## [Written exercise]
Your job is to retype all of the data word for word, leaving every image out.

## [Materials provided]
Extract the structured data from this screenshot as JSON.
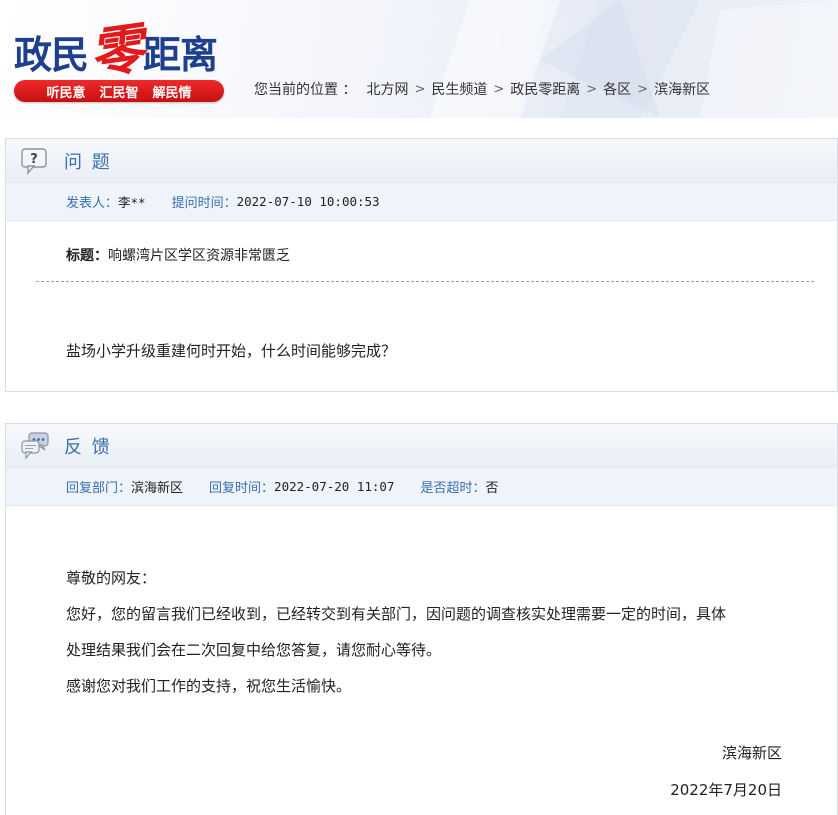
{
  "header": {
    "logo": {
      "part1": "政民",
      "part2": "零",
      "part3": "距离"
    },
    "slogan": [
      "听民意",
      "汇民智",
      "解民情"
    ],
    "breadcrumb": {
      "lead": "您当前的位置 ：",
      "items": [
        "北方网",
        "民生频道",
        "政民零距离",
        "各区",
        "滨海新区"
      ]
    }
  },
  "question": {
    "section_title": "问 题",
    "icon": "question-bubble-icon",
    "poster_label": "发表人：",
    "poster": "李**",
    "time_label": "提问时间：",
    "time": "2022-07-10 10:00:53",
    "title_label": "标题：",
    "title": "响螺湾片区学区资源非常匮乏",
    "body": "盐场小学升级重建何时开始，什么时间能够完成？"
  },
  "reply": {
    "section_title": "反 馈",
    "icon": "chat-bubbles-icon",
    "dept_label": "回复部门：",
    "dept": "滨海新区",
    "time_label": "回复时间：",
    "time": "2022-07-20 11:07",
    "overdue_label": "是否超时：",
    "overdue": "否",
    "greeting": "尊敬的网友：",
    "line1": "您好，您的留言我们已经收到，已经转交到有关部门，因问题的调查核实处理需要一定的时间，具体",
    "line2": "处理结果我们会在二次回复中给您答复，请您耐心等待。",
    "line3": "感谢您对我们工作的支持，祝您生活愉快。",
    "sign_org": "滨海新区",
    "sign_date": "2022年7月20日"
  },
  "colors": {
    "brand_blue": "#1d3f8e",
    "accent_red": "#e31a1c",
    "label_blue": "#3a6fb0"
  }
}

## [Task result]
Extract the structured data from this screenshot as JSON.
{
  "header": {
    "logo": {
      "part1": "政民",
      "part2": "零",
      "part3": "距离"
    },
    "slogan": [
      "听民意",
      "汇民智",
      "解民情"
    ],
    "breadcrumb": {
      "lead": "您当前的位置 ：",
      "items": [
        "北方网",
        "民生频道",
        "政民零距离",
        "各区",
        "滨海新区"
      ]
    }
  },
  "question": {
    "section_title": "问 题",
    "icon": "question-bubble-icon",
    "poster_label": "发表人：",
    "poster": "李**",
    "time_label": "提问时间：",
    "time": "2022-07-10 10:00:53",
    "title_label": "标题：",
    "title": "响螺湾片区学区资源非常匮乏",
    "body": "盐场小学升级重建何时开始，什么时间能够完成？"
  },
  "reply": {
    "section_title": "反 馈",
    "icon": "chat-bubbles-icon",
    "dept_label": "回复部门：",
    "dept": "滨海新区",
    "time_label": "回复时间：",
    "time": "2022-07-20 11:07",
    "overdue_label": "是否超时：",
    "overdue": "否",
    "greeting": "尊敬的网友：",
    "line1": "您好，您的留言我们已经收到，已经转交到有关部门，因问题的调查核实处理需要一定的时间，具体",
    "line2": "处理结果我们会在二次回复中给您答复，请您耐心等待。",
    "line3": "感谢您对我们工作的支持，祝您生活愉快。",
    "sign_org": "滨海新区",
    "sign_date": "2022年7月20日"
  },
  "colors": {
    "brand_blue": "#1d3f8e",
    "accent_red": "#e31a1c",
    "label_blue": "#3a6fb0"
  }
}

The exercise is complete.